==== Data listing
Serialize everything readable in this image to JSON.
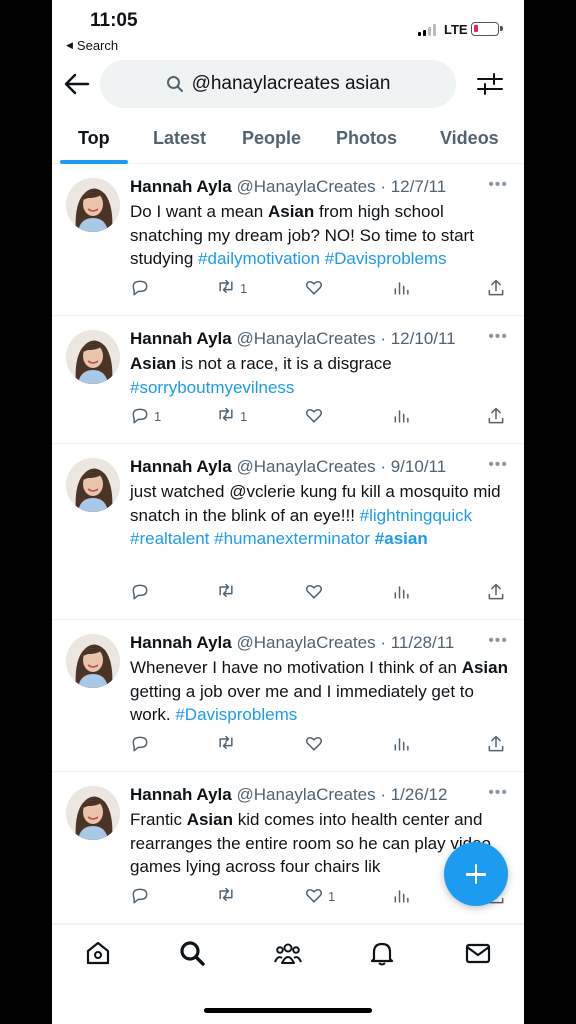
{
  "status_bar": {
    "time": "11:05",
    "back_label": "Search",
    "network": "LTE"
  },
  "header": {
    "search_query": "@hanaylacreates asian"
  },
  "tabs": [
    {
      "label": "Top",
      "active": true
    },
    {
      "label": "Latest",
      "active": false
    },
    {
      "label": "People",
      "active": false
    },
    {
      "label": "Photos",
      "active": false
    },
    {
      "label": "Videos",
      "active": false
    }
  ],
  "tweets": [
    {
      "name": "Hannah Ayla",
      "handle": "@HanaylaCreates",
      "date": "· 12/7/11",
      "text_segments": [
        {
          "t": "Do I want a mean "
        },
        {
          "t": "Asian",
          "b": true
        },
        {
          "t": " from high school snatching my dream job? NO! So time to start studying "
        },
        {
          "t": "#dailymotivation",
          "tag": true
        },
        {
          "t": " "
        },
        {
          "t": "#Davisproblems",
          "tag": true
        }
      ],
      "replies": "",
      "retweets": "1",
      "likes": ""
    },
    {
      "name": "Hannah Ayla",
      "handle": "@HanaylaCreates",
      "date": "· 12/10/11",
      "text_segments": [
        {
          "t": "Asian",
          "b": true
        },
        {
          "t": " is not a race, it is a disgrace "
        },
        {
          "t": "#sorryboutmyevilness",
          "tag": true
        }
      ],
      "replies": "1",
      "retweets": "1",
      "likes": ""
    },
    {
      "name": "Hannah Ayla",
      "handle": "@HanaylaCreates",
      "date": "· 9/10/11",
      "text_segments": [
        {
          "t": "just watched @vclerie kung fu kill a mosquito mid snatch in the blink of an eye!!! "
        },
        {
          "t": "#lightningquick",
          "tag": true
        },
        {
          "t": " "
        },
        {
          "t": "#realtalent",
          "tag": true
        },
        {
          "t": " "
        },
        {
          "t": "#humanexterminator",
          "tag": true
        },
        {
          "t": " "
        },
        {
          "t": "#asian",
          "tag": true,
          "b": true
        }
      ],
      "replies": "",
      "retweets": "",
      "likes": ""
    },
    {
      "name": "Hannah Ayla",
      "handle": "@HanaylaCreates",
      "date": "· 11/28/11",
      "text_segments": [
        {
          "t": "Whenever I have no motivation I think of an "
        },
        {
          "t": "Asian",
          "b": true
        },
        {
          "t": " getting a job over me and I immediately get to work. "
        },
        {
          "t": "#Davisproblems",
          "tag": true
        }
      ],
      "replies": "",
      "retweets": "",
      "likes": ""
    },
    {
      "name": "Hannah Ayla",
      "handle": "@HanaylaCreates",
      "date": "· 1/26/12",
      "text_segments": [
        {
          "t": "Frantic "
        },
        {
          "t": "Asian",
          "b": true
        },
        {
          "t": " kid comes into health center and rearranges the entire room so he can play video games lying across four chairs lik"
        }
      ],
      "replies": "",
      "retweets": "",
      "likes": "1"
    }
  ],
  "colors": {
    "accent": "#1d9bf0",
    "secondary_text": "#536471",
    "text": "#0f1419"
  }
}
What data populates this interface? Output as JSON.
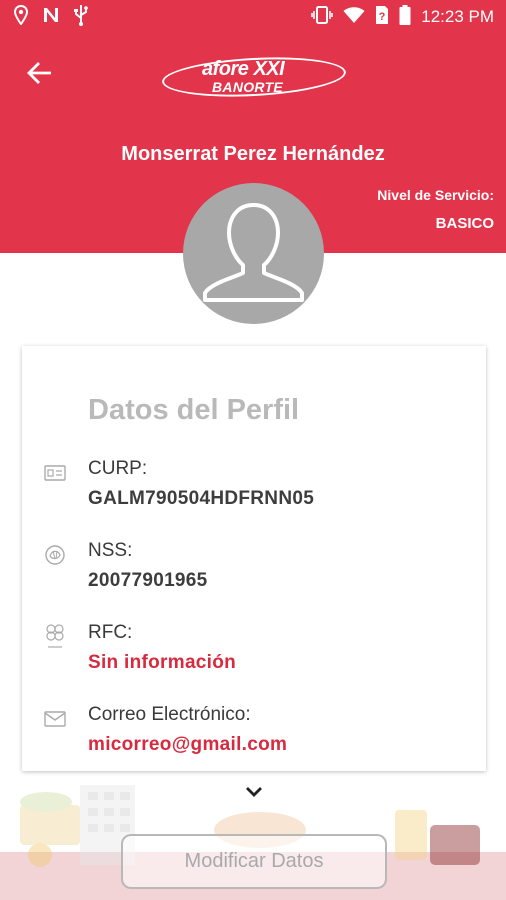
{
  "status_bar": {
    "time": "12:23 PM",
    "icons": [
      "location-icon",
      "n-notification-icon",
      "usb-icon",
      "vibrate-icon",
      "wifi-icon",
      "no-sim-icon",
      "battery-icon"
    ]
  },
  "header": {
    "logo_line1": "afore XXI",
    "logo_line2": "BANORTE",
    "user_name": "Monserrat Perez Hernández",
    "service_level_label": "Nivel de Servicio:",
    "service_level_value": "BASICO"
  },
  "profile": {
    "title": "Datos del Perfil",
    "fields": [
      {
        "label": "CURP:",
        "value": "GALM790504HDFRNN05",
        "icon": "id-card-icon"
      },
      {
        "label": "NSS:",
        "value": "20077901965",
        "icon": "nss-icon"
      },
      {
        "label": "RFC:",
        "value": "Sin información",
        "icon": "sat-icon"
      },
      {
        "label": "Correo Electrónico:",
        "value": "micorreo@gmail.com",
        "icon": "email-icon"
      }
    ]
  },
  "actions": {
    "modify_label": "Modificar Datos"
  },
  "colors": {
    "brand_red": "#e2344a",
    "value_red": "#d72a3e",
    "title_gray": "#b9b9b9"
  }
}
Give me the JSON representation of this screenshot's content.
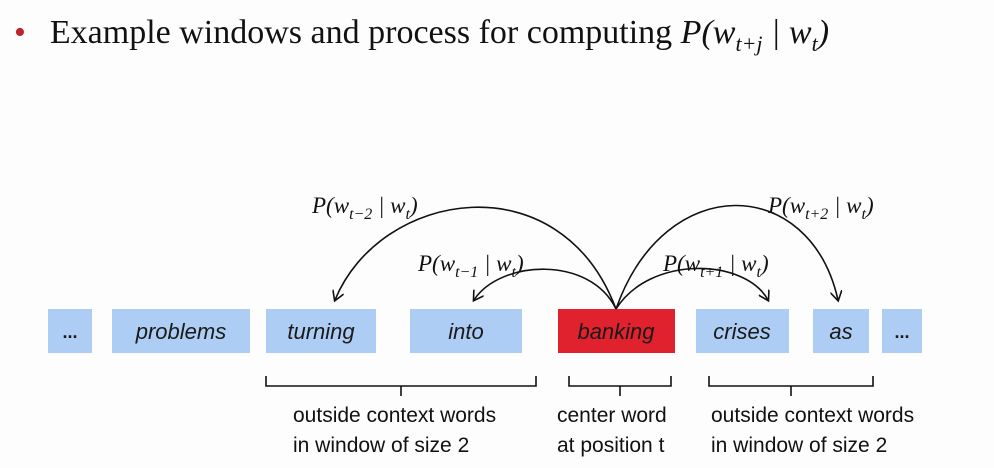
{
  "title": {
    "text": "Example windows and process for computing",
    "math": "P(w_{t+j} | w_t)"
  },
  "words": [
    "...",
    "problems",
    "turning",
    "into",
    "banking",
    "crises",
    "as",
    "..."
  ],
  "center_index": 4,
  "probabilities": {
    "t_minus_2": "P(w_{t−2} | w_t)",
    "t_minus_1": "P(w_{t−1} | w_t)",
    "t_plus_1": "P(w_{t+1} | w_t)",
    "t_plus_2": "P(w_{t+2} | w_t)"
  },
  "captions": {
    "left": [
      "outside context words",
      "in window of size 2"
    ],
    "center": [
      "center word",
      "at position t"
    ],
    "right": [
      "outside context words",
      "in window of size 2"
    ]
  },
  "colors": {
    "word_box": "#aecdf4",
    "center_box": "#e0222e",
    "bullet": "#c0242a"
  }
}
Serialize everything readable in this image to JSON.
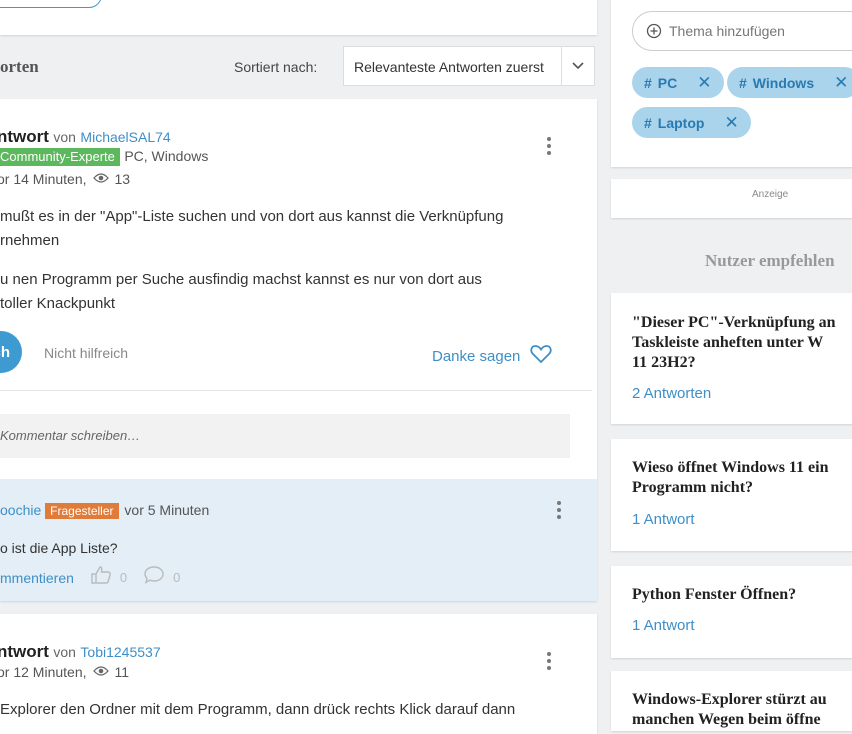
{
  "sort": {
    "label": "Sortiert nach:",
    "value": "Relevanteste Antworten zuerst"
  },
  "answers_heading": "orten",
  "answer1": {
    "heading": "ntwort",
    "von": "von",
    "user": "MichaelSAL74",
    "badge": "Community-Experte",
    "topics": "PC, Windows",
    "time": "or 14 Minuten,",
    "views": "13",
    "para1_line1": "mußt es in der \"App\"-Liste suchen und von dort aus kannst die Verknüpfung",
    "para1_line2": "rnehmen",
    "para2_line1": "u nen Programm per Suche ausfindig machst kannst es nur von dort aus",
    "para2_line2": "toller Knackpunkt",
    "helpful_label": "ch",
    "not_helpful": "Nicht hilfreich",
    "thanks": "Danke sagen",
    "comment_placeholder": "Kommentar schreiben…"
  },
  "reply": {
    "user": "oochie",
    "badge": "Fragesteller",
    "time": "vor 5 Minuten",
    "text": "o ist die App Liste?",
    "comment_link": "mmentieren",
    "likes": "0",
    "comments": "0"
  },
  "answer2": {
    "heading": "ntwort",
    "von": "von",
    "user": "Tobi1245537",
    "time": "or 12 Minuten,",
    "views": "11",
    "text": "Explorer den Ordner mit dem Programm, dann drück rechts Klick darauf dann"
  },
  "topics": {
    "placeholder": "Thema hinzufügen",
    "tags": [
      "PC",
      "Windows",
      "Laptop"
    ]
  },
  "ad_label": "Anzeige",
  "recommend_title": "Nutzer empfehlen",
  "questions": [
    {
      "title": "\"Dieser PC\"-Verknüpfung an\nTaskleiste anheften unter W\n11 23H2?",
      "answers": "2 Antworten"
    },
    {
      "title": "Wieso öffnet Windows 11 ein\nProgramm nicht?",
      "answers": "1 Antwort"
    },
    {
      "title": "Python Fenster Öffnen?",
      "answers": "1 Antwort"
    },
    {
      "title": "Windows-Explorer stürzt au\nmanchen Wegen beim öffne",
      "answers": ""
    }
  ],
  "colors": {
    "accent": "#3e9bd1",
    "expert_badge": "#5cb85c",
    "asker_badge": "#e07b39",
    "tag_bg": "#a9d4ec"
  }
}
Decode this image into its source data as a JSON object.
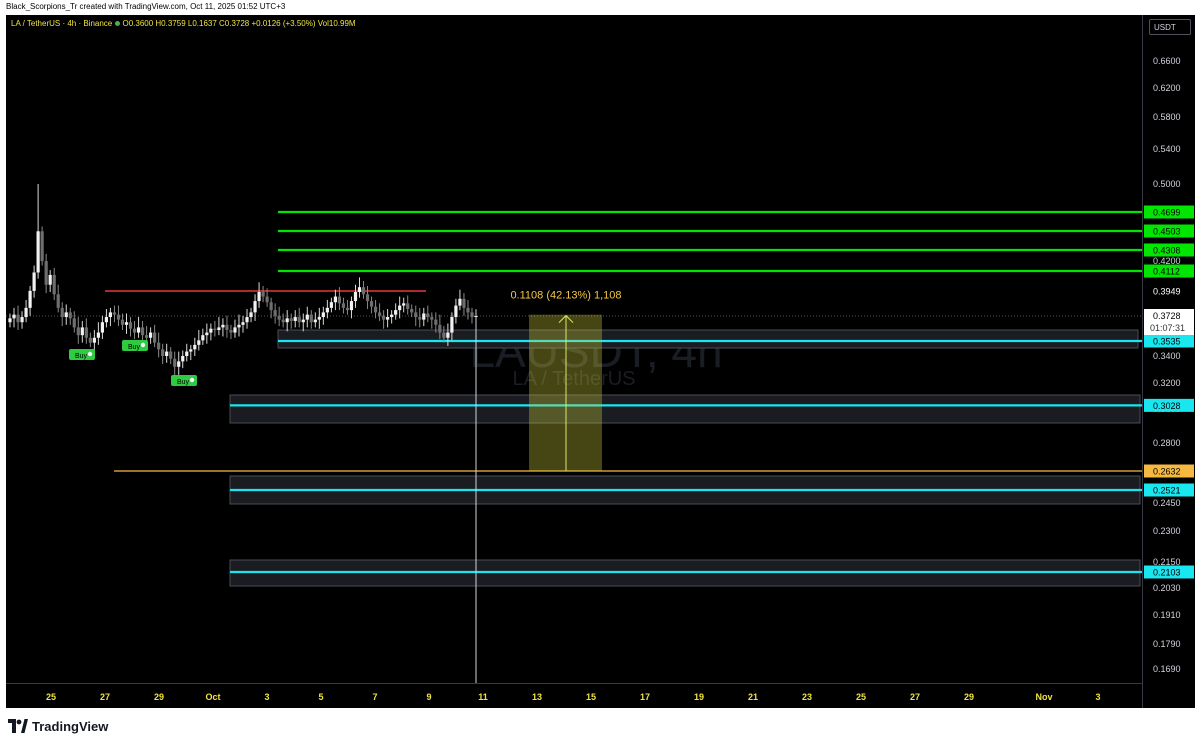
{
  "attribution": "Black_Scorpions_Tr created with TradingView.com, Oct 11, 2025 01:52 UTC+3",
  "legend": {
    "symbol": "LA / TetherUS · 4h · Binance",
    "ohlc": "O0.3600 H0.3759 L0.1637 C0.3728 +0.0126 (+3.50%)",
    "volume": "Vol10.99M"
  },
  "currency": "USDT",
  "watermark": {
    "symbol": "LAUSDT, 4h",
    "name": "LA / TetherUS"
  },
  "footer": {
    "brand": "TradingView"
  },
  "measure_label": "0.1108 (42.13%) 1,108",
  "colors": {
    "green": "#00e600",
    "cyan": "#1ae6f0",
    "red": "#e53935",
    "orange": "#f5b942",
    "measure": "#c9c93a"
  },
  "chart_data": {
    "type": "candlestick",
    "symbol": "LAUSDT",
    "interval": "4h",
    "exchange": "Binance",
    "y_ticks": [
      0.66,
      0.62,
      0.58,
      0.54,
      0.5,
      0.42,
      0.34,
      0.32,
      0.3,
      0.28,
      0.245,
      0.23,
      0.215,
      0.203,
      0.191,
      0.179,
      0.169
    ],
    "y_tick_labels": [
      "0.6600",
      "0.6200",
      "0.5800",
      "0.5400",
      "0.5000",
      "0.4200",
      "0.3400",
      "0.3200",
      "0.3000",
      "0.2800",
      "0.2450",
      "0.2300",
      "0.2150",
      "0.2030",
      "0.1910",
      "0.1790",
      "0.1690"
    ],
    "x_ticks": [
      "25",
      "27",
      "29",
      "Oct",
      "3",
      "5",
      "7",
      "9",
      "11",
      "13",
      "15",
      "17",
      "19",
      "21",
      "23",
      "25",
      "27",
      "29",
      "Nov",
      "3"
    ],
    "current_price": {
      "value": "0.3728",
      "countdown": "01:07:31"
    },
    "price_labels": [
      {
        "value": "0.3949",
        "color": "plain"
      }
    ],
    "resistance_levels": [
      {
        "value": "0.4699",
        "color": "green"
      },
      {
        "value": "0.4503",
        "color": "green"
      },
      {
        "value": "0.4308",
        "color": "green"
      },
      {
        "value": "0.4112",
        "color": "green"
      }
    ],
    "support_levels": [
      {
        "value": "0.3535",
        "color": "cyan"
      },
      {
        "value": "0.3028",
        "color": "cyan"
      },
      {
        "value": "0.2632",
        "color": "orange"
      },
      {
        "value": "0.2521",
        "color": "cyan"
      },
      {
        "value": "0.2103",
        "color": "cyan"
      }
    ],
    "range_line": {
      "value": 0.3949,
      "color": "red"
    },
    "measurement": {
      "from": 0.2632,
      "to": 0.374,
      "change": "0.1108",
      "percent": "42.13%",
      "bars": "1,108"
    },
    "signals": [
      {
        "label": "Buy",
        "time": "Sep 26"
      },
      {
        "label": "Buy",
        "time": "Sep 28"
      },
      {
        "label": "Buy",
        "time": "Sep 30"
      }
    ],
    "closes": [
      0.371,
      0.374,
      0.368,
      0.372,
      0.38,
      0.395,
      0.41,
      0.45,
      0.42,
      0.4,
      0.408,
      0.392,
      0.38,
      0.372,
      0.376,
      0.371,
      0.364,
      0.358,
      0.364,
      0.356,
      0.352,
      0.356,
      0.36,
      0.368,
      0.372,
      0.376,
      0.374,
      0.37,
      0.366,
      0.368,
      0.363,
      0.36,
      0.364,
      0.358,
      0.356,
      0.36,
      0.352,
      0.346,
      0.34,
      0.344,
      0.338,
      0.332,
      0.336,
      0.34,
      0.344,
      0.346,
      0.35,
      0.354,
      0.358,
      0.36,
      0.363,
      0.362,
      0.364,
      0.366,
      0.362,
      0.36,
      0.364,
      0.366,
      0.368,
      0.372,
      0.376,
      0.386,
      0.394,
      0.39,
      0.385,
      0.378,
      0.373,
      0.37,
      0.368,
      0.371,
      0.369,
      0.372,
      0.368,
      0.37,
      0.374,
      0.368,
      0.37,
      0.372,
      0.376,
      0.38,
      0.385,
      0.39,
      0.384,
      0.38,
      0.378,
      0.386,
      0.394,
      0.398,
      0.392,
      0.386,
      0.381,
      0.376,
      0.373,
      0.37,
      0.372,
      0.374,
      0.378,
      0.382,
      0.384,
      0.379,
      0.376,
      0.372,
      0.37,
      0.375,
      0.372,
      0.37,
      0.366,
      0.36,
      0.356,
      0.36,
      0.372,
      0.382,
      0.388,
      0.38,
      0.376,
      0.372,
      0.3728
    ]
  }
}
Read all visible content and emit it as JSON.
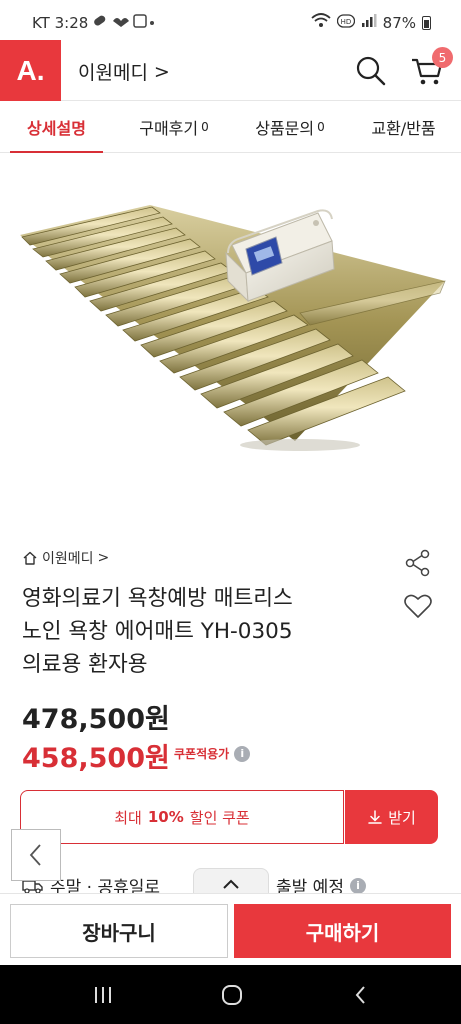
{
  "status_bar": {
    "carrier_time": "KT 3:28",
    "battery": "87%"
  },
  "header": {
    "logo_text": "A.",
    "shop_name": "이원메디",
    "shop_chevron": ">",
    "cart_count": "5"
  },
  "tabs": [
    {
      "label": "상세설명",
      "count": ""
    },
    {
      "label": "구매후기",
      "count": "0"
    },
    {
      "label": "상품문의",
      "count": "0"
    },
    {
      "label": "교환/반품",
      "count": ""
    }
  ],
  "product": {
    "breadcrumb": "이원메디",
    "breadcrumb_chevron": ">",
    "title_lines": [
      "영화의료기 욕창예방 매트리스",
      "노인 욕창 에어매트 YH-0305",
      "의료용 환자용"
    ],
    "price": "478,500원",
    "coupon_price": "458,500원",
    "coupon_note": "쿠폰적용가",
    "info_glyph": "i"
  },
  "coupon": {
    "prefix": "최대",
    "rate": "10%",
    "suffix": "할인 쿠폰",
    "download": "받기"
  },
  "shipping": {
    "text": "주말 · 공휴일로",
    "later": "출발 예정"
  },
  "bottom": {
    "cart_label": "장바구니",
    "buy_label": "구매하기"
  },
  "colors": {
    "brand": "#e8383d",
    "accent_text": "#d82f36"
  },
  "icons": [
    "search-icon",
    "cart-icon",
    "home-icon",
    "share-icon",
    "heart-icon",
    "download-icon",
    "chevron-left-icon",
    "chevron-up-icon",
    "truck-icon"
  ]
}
========
Copy every line above in which the string "Antworten" shows up.

    "value": "Relevanteste Antworten zuerst"
      "answers": "2 Antworten"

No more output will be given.